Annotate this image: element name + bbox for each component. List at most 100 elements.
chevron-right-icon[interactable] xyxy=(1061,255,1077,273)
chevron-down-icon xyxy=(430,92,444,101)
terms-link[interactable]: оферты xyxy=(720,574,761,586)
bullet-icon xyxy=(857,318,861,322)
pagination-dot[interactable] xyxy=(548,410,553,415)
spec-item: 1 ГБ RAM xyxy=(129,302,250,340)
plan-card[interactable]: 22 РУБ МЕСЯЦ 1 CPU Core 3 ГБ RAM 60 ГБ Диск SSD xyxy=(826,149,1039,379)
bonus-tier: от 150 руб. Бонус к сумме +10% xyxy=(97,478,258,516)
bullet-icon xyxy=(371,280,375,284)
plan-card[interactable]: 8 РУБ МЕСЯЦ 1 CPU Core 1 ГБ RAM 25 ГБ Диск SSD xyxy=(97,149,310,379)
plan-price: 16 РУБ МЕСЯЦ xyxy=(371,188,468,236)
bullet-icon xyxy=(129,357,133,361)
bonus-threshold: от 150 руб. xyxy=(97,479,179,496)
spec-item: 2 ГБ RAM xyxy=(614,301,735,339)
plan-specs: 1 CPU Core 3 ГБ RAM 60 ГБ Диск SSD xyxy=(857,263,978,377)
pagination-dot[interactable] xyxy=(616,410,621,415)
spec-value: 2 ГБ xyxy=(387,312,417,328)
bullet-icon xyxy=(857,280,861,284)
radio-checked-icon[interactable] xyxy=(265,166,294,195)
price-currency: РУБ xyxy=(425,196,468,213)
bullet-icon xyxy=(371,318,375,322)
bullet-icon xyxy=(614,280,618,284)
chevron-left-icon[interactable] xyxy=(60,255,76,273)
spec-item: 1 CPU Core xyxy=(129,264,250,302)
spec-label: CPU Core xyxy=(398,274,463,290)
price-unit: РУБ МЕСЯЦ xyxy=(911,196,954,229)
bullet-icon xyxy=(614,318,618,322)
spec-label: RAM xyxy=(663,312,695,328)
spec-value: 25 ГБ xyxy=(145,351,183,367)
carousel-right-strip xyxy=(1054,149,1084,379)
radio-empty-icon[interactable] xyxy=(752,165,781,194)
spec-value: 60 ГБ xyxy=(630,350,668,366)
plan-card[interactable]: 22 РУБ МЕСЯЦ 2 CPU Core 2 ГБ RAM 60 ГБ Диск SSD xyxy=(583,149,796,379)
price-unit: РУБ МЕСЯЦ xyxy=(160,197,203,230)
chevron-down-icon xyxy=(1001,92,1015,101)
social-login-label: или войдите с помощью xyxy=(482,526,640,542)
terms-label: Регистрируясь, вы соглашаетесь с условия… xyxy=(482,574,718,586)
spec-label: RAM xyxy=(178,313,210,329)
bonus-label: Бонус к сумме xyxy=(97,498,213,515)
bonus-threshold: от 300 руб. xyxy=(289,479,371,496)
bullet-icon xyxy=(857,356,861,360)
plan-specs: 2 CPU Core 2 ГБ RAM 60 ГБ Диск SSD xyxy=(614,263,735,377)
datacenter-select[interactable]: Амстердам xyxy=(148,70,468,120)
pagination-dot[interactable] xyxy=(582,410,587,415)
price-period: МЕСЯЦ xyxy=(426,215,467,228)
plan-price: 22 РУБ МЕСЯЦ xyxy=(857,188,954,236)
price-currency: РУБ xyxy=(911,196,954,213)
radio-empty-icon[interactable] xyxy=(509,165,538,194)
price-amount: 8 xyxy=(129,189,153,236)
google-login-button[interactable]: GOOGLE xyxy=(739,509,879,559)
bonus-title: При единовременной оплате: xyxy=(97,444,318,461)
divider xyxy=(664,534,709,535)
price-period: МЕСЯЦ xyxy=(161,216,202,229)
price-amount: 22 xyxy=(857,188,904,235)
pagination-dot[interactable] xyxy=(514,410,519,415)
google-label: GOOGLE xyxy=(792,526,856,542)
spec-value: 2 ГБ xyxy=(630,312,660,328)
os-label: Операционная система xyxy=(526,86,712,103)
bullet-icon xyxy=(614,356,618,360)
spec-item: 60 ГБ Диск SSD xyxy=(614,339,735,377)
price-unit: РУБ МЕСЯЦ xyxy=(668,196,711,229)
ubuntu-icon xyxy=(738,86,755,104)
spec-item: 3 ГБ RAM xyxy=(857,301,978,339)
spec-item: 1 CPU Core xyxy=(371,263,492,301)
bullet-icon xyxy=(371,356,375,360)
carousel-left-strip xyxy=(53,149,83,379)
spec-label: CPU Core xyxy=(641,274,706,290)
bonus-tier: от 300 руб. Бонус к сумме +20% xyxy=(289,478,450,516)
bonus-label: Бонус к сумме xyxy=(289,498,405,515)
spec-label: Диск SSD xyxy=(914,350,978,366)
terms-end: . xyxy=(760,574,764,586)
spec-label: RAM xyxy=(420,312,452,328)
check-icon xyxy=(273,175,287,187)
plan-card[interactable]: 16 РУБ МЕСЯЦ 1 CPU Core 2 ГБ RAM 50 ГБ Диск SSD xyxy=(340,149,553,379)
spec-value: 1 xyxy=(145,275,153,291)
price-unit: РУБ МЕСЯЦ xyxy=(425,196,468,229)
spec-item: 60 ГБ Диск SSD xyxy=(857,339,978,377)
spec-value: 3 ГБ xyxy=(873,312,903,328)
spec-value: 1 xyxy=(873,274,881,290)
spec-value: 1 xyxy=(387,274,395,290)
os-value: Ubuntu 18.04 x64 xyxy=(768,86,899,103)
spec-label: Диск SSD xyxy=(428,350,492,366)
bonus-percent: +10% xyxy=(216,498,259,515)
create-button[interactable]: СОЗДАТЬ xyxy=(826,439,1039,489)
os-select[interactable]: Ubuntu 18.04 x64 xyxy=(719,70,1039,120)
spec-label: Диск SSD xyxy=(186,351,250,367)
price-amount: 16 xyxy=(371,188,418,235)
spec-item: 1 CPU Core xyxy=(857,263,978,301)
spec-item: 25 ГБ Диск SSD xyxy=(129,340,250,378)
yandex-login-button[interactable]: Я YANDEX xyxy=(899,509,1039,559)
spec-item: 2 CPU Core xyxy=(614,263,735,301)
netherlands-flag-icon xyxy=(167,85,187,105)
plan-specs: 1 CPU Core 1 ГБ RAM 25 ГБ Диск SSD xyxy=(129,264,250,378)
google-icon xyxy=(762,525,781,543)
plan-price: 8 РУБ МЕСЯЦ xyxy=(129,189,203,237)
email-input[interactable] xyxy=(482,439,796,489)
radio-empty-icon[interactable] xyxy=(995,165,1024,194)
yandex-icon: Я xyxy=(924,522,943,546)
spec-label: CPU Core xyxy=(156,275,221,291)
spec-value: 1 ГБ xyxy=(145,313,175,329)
--*--
→ **Exercise task**:
Render the entire listing above as a JSON array of strings, one string per line, with blank lines omitted.

→ **Written answer**:
[
  "Annotate this image: element name + bbox for each component. List at most 100 elements.",
  "chevron-right-icon[interactable] xyxy=(1061,255,1077,273)",
  "chevron-down-icon xyxy=(430,92,444,101)",
  "terms-link[interactable]: оферты xyxy=(720,574,761,586)",
  "bullet-icon xyxy=(857,318,861,322)",
  "pagination-dot[interactable] xyxy=(548,410,553,415)",
  "spec-item: 1 ГБ RAM xyxy=(129,302,250,340)",
  "plan-card[interactable]: 22 РУБ МЕСЯЦ 1 CPU Core 3 ГБ RAM 60 ГБ Диск SSD xyxy=(826,149,1039,379)",
  "bonus-tier: от 150 руб. Бонус к сумме +10% xyxy=(97,478,258,516)",
  "bullet-icon xyxy=(371,280,375,284)",
  "plan-card[interactable]: 8 РУБ МЕСЯЦ 1 CPU Core 1 ГБ RAM 25 ГБ Диск SSD xyxy=(97,149,310,379)",
  "plan-price: 16 РУБ МЕСЯЦ xyxy=(371,188,468,236)",
  "bullet-icon xyxy=(129,357,133,361)",
  "bonus-threshold: от 150 руб. xyxy=(97,479,179,496)",
  "spec-item: 2 ГБ RAM xyxy=(614,301,735,339)",
  "plan-specs: 1 CPU Core 3 ГБ RAM 60 ГБ Диск SSD xyxy=(857,263,978,377)",
  "pagination-dot[interactable] xyxy=(616,410,621,415)",
  "spec-value: 2 ГБ xyxy=(387,312,417,328)",
  "bullet-icon xyxy=(857,280,861,284)",
  "radio-checked-icon[interactable] xyxy=(265,166,294,195)",
  "price-currency: РУБ xyxy=(425,196,468,213)",
  "bullet-icon xyxy=(371,318,375,322)",
  "bullet-icon xyxy=(614,280,618,284)",
  "chevron-left-icon[interactable] xyxy=(60,255,76,273)",
  "spec-item: 1 CPU Core xyxy=(129,264,250,302)",
  "spec-label: CPU Core xyxy=(398,274,463,290)",
  "price-unit: РУБ МЕСЯЦ xyxy=(911,196,954,229)",
  "bullet-icon xyxy=(614,318,618,322)",
  "spec-label: RAM xyxy=(663,312,695,328)",
  "spec-value: 25 ГБ xyxy=(145,351,183,367)",
  "carousel-right-strip xyxy=(1054,149,1084,379)",
  "radio-empty-icon[interactable] xyxy=(752,165,781,194)",
  "spec-value: 60 ГБ xyxy=(630,350,668,366)",
  "plan-card[interactable]: 22 РУБ МЕСЯЦ 2 CPU Core 2 ГБ RAM 60 ГБ Диск SSD xyxy=(583,149,796,379)",
  "price-unit: РУБ МЕСЯЦ xyxy=(160,197,203,230)",
  "chevron-down-icon xyxy=(1001,92,1015,101)",
  "social-login-label: или войдите с помощью xyxy=(482,526,640,542)",
  "terms-label: Регистрируясь, вы соглашаетесь с условия… xyxy=(482,574,718,586)",
  "spec-label: RAM xyxy=(178,313,210,329)",
  "bonus-label: Бонус к сумме xyxy=(97,498,213,515)",
  "bonus-threshold: от 300 руб. xyxy=(289,479,371,496)",
  "bullet-icon xyxy=(857,356,861,360)",
  "plan-specs: 2 CPU Core 2 ГБ RAM 60 ГБ Диск SSD xyxy=(614,263,735,377)",
  "datacenter-select[interactable]: Амстердам xyxy=(148,70,468,120)",
  "pagination-dot[interactable] xyxy=(582,410,587,415)",
  "price-period: МЕСЯЦ xyxy=(426,215,467,228)",
  "plan-price: 22 РУБ МЕСЯЦ xyxy=(857,188,954,236)",
  "price-currency: РУБ xyxy=(911,196,954,213)",
  "radio-empty-icon[interactable] xyxy=(509,165,538,194)",
  "price-amount: 8 xyxy=(129,189,153,236)",
  "google-login-button[interactable]: GOOGLE xyxy=(739,509,879,559)",
  "bonus-title: При единовременной оплате: xyxy=(97,444,318,461)",
  "divider xyxy=(664,534,709,535)",
  "price-period: МЕСЯЦ xyxy=(161,216,202,229)",
  "price-amount: 22 xyxy=(857,188,904,235)",
  "pagination-dot[interactable] xyxy=(514,410,519,415)",
  "google-label: GOOGLE xyxy=(792,526,856,542)",
  "spec-value: 2 ГБ xyxy=(630,312,660,328)",
  "os-label: Операционная система xyxy=(526,86,712,103)",
  "bullet-icon xyxy=(614,356,618,360)",
  "spec-item: 60 ГБ Диск SSD xyxy=(614,339,735,377)",
  "price-unit: РУБ МЕСЯЦ xyxy=(668,196,711,229)",
  "ubuntu-icon xyxy=(738,86,755,104)",
  "spec-item: 3 ГБ RAM xyxy=(857,301,978,339)",
  "spec-item: 1 CPU Core xyxy=(371,263,492,301)",
  "bullet-icon xyxy=(371,356,375,360)",
  "carousel-left-strip xyxy=(53,149,83,379)",
  "spec-label: CPU Core xyxy=(641,274,706,290)",
  "bonus-tier: от 300 руб. Бонус к сумме +20% xyxy=(289,478,450,516)",
  "bonus-label: Бонус к сумме xyxy=(289,498,405,515)",
  "spec-label: Диск SSD xyxy=(914,350,978,366)",
  "terms-end: . xyxy=(760,574,764,586)",
  "spec-label: RAM xyxy=(420,312,452,328)",
  "check-icon xyxy=(273,175,287,187)",
  "plan-card[interactable]: 16 РУБ МЕСЯЦ 1 CPU Core 2 ГБ RAM 50 ГБ Диск SSD xyxy=(340,149,553,379)",
  "spec-value: 1 xyxy=(145,275,153,291)",
  "price-unit: РУБ МЕСЯЦ xyxy=(425,196,468,229)",
  "spec-item: 60 ГБ Диск SSD xyxy=(857,339,978,377)",
  "spec-value: 3 ГБ xyxy=(873,312,903,328)",
  "spec-value: 1 xyxy=(873,274,881,290)",
  "spec-value: 1 xyxy=(387,274,395,290)",
  "os-value: Ubuntu 18.04 x64 xyxy=(768,86,899,103)",
  "spec-label: Диск SSD xyxy=(428,350,492,366)",
  "bonus-percent: +10% xyxy=(216,498,259,515)",
  "create-button[interactable]: СОЗДАТЬ xyxy=(826,439,1039,489)",
  "os-select[interactable]: Ubuntu 18.04 x64 xyxy=(719,70,1039,120)",
  "spec-label: Диск SSD xyxy=(186,351,250,367)",
  "price-amount: 16 xyxy=(371,188,418,235)",
  "spec-item: 1 CPU Core xyxy=(857,263,978,301)",
  "spec-item: 25 ГБ Диск SSD xyxy=(129,340,250,378)",
  "yandex-login-button[interactable]: Я YANDEX xyxy=(899,509,1039,559)",
  "spec-item: 2 CPU Core xyxy=(614,263,735,301)",
  "netherlands-flag-icon xyxy=(167,85,187,105)",
  "plan-specs: 1 CPU Core 1 ГБ RAM 25 ГБ Диск SSD xyxy=(129,264,250,378)",
  "google-icon xyxy=(762,525,781,543)",
  "plan-price: 8 РУБ МЕСЯЦ xyxy=(129,189,203,237)",
  "email-input[interactable] xyxy=(482,439,796,489)",
  "radio-empty-icon[interactable] xyxy=(995,165,1024,194)",
  "yandex-icon: Я xyxy=(924,522,943,546)",
  "spec-label: CPU Core xyxy=(156,275,221,291)",
  "spec-value: 1 ГБ xyxy=(145,313,175,329)"
]